No Albie, I don't know if there was a term for it. From a fellow engineer who was onboard her, there was first a HT alarm, then an overspeed alarm. The TCs were normally 8.5 (7-9), 8.0 (4-6) and 7.5 (1-3) x1000 rpm. This event bent the gauge hand which was calibrated at 0-12.5 x 1000 rpm!

Apparently, the only way to stop it was to blank the intake off with floor plates, thus strangling it of air and then sort of blank off the exhaust from the manifold. 

Another effect of slow steaming was acid rain - low temperatures and excessive condensation in the waste heat boiler. Perseus suffered the ignominy of the WH BLR rotting out and falling onto the engine heads!

She was a bit of a Jonah, I suppose. She also bent her 600 Ton ramp and hit the quay in NOLA, opening several ballast tanks!

Priam (my ship) was very different, and we quickly learned from her sister's errors.

Rgds.
Dave


----------



## Stephen J. Card (Nov 5, 2006)

Turbo Charger problem

Two weeks ago large vessel had TC failure. Tug COMMANDER dispatched from Bahamas to pick up tow. 5 days to make up connection. 5 days (slow) to bring vessel to Bermuda. Xmas Day, tow arrived at King's Wharf, Dockyard. Would have stayed longer to watch the vessel berthed, but my lunch was waiting! The replacement TC had been flown to Bda and was waiting when vessel arrived. Also two TC engineers flown to carry out the work. Great day for Christmas!


----------



## YM-Mundrabilla (Mar 29, 2008)

What is a TC, please?


----------



## captainconfusion (Aug 13, 2020)

enjoy this web site-TC Turbo charger, engineering terms a fan, compressor worked off engine exhausts that compresses the natuaral air intake into any internal combustion engine, marine, car. lorry, plane, railway engine- Sound usually ahigh pitched whine???
While on this web site you would be enlightened may be to read, all the engine, deck and other pages to pick up the noral seamans command/understanding of what ones ships mates are trained to combat, in fair and foul weather, while on passage or on standby ( leaving arriving in port- narrow seway like the channel, or singapore straights where the marine traffic-ships are in their many numbers, and various draughts and need deep water to navigate safely.

(Region boundary data)
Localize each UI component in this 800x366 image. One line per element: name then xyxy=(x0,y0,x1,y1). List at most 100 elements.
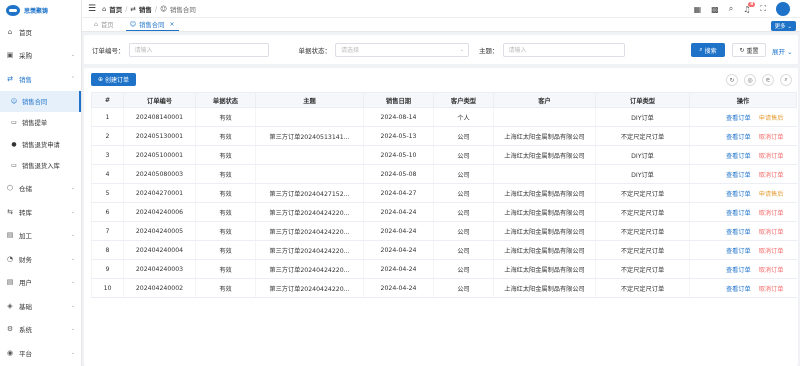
cancel-order-link[interactable]: 取消订单 xyxy=(759,153,784,160)
sidebar-item-gear[interactable]: ⚙ 系统 ⌄ xyxy=(0,318,81,342)
view-order-link[interactable]: 查看订单 xyxy=(726,153,751,160)
subject-input[interactable]: 请输入 xyxy=(502,42,625,57)
column-settings-icon[interactable]: ⚟ xyxy=(762,74,774,86)
table-row[interactable]: 1 202408140001 有效 2024-08-14 个人 DIY订单 查看订单 申请售后 xyxy=(91,107,797,127)
search-icon[interactable]: ⌕ xyxy=(729,4,733,14)
sidebar-item-user[interactable]: ▤ 用户 ⌄ xyxy=(0,271,81,295)
sidebar-item-transfer[interactable]: ⇆ 转库 ⌄ xyxy=(0,200,81,224)
cell-otype: 不定尺定尺订单 xyxy=(595,278,690,298)
expand-toggle[interactable]: 展开 ⌄ xyxy=(772,46,793,56)
tab-home[interactable]: ⌂ 首页 xyxy=(90,18,118,31)
submenu-item-bill[interactable]: ▭ 销售提单 xyxy=(0,112,81,134)
tab-bar: ⌂ 首页 ☺ 销售合同 × 更多 ⌄ xyxy=(82,17,800,32)
col-header-customer: 客户 xyxy=(493,92,596,108)
reset-button[interactable]: ↻ 重置 xyxy=(732,43,766,57)
chevron-icon: ⌄ xyxy=(70,349,75,356)
contract-icon: ☺ xyxy=(129,20,137,28)
qrcode-icon[interactable]: ▩ xyxy=(711,5,719,14)
refresh-icon[interactable]: ↻ xyxy=(726,74,738,86)
after-sales-link[interactable]: 申请售后 xyxy=(759,191,784,198)
breadcrumb-item-home[interactable]: 首页 xyxy=(109,4,122,14)
sidebar-item-base[interactable]: ◈ 基础 ⌄ xyxy=(0,294,81,318)
home-crumb-icon: ⌂ xyxy=(102,4,107,13)
cell-ctype: 公司 xyxy=(433,278,494,298)
cancel-order-link[interactable]: 取消订单 xyxy=(759,172,784,179)
subject-label: 主题： xyxy=(479,46,499,55)
view-order-link[interactable]: 查看订单 xyxy=(726,210,751,217)
table-row[interactable]: 5 202404270001 有效 第三方订单20240427152... 2024-0… xyxy=(91,183,797,203)
avatar[interactable] xyxy=(776,2,790,16)
breadcrumb-item-sales[interactable]: 销售 xyxy=(139,4,152,14)
expand-label: 展开 xyxy=(772,48,785,56)
view-order-link[interactable]: 查看订单 xyxy=(726,248,751,255)
cancel-order-link[interactable]: 取消订单 xyxy=(759,229,784,236)
table-row[interactable]: 6 202404240006 有效 第三方订单20240424220... 2024-0… xyxy=(91,202,797,222)
table-row[interactable]: 9 202404240003 有效 第三方订单20240424220... 2024-0… xyxy=(91,259,797,279)
table-row[interactable]: 2 202405130001 有效 第三方订单20240513141... 2024-0… xyxy=(91,126,797,146)
cell-order: 202405130001 xyxy=(123,126,196,146)
search-icon[interactable]: ⌕ xyxy=(780,74,792,86)
more-button[interactable]: 更多 ⌄ xyxy=(770,21,796,31)
sidebar-item-briefcase[interactable]: ▣ 采购 ⌄ xyxy=(0,44,81,68)
table-row[interactable]: 7 202404240005 有效 第三方订单20240424220... 2024-0… xyxy=(91,221,797,241)
table-row[interactable]: 4 202405080003 有效 2024-05-08 公司 DIY订单 查看订单 取消订单 xyxy=(91,164,797,184)
cell-customer xyxy=(493,164,596,184)
bill-icon: ▭ xyxy=(11,119,17,127)
search-button[interactable]: ⌕ 搜索 xyxy=(691,43,725,57)
view-order-link[interactable]: 查看订单 xyxy=(726,191,751,198)
cancel-order-link[interactable]: 取消订单 xyxy=(759,267,784,274)
after-sales-link[interactable]: 申请售后 xyxy=(759,115,784,122)
table-row[interactable]: 3 202405100001 有效 2024-05-10 公司 上海红太阳金属制品有限公司… xyxy=(91,145,797,165)
tab-sales-contract[interactable]: ☺ 销售合同 × xyxy=(125,18,179,31)
cell-actions: 查看订单 取消订单 xyxy=(689,221,797,241)
density-icon[interactable]: ◎ xyxy=(744,74,756,86)
cancel-order-link[interactable]: 取消订单 xyxy=(759,286,784,293)
brand-logo[interactable]: 思羡聚铸 xyxy=(0,0,81,20)
status-select[interactable]: 请选择 ⌄ xyxy=(335,42,469,57)
view-order-link[interactable]: 查看订单 xyxy=(726,267,751,274)
sidebar-item-process[interactable]: ▤ 加工 ⌄ xyxy=(0,224,81,248)
view-order-link[interactable]: 查看订单 xyxy=(726,172,751,179)
submenu-item-contract[interactable]: ☺ 销售合同 xyxy=(0,90,81,112)
sidebar-item-sales[interactable]: ⇄ 销售 ⌃ xyxy=(0,67,81,91)
cell-otype: 不定尺定尺订单 xyxy=(595,221,690,241)
cell-date: 2024-05-13 xyxy=(363,126,434,146)
view-order-link[interactable]: 查看订单 xyxy=(726,134,751,141)
layout-icon[interactable]: ▦ xyxy=(694,5,702,14)
sidebar-item-label: 用户 xyxy=(19,279,32,288)
cancel-order-link[interactable]: 取消订单 xyxy=(759,248,784,255)
view-order-link[interactable]: 查看订单 xyxy=(726,286,751,293)
cancel-order-link[interactable]: 取消订单 xyxy=(759,134,784,141)
menu-toggle-icon[interactable]: ☰ xyxy=(88,4,96,14)
view-order-link[interactable]: 查看订单 xyxy=(726,115,751,122)
submenu-item-label: 销售退货入库 xyxy=(22,163,60,171)
cancel-order-link[interactable]: 取消订单 xyxy=(759,210,784,217)
topbar: ☰ ⌂ 首页 / ⇄ 销售 / ☺ 销售合同 ▦ ▩ ⌕ ♫ 8 ⛶ xyxy=(82,0,800,17)
close-icon[interactable]: × xyxy=(169,21,174,28)
cell-actions: 查看订单 申请售后 xyxy=(689,107,797,127)
sidebar-item-home[interactable]: ⌂ 首页 xyxy=(0,20,81,44)
order-no-label: 订单编号： xyxy=(92,46,125,55)
table-row[interactable]: 10 202404240002 有效 第三方订单20240424220... 2024-… xyxy=(91,278,797,298)
cell-customer: 上海红太阳金属制品有限公司 xyxy=(493,145,596,165)
cell-actions: 查看订单 取消订单 xyxy=(689,164,797,184)
fullscreen-icon[interactable]: ⛶ xyxy=(760,4,766,14)
sidebar-item-warehouse[interactable]: ⬡ 仓储 ⌄ xyxy=(0,177,81,201)
cell-date: 2024-04-24 xyxy=(363,202,434,222)
submenu-item-return-apply[interactable]: ● 销售退货申请 xyxy=(0,134,81,156)
col-header-actions: 操作 xyxy=(689,92,797,108)
bell-icon[interactable]: ♫ 8 xyxy=(743,1,756,14)
sidebar-item-label: 采购 xyxy=(19,52,32,61)
sidebar-item-finance[interactable]: ◔ 财务 ⌄ xyxy=(0,247,81,271)
user-icon: ▤ xyxy=(6,278,14,287)
view-order-link[interactable]: 查看订单 xyxy=(726,229,751,236)
submenu-item-return-stock[interactable]: ▭ 销售退货入库 xyxy=(0,155,81,177)
create-order-button[interactable]: ⊕ 创建订单 xyxy=(91,73,136,86)
search-label: 搜索 xyxy=(704,47,717,55)
table-row[interactable]: 8 202404240004 有效 第三方订单20240424220... 2024-0… xyxy=(91,240,797,260)
cell-no: 5 xyxy=(91,183,124,203)
cell-actions: 查看订单 取消订单 xyxy=(689,259,797,279)
sidebar-item-platform[interactable]: ◉ 平台 ⌄ xyxy=(0,341,81,365)
order-no-input[interactable]: 请输入 xyxy=(128,42,269,57)
cell-date: 2024-04-24 xyxy=(363,259,434,279)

== Exercise set ==
a - Answer these questions from the turbocharger thread:
(i) At what range was the bent gauge hand calibrated?
(ii) Which tug was dispatched from the Bahamas to pick up the tow?
(iii) Where did the tow arrive on Christmas Day?
b - Rewrite the part of the turbocharger thread starting at "Turbo Charger problem" and ending at "a TC, please?", switching "lunch" to "dinner".
The items are separate material, apart from the turbocharger thread.

== Exercise responses ==
a -
(i) 0-12.5 x 1000 rpm
(ii) COMMANDER
(iii) King's Wharf, Dockyard

b -
Turbo Charger problem

Two weeks ago large vessel had TC failure. Tug COMMANDER dispatched from Bahamas to pick up tow. 5 days to make up connection. 5 days (slow) to bring vessel to Bermuda. Xmas Day, tow arrived at King's Wharf, Dockyard. Would have stayed longer to watch the vessel berthed, but my dinner was waiting! The replacement TC had been flown to Bda and was waiting when vessel arrived. Also two TC engineers flown to carry out the work. Great day for Christmas!


----------



## YM-Mundrabilla (Mar 29, 2008)

What is a TC, please?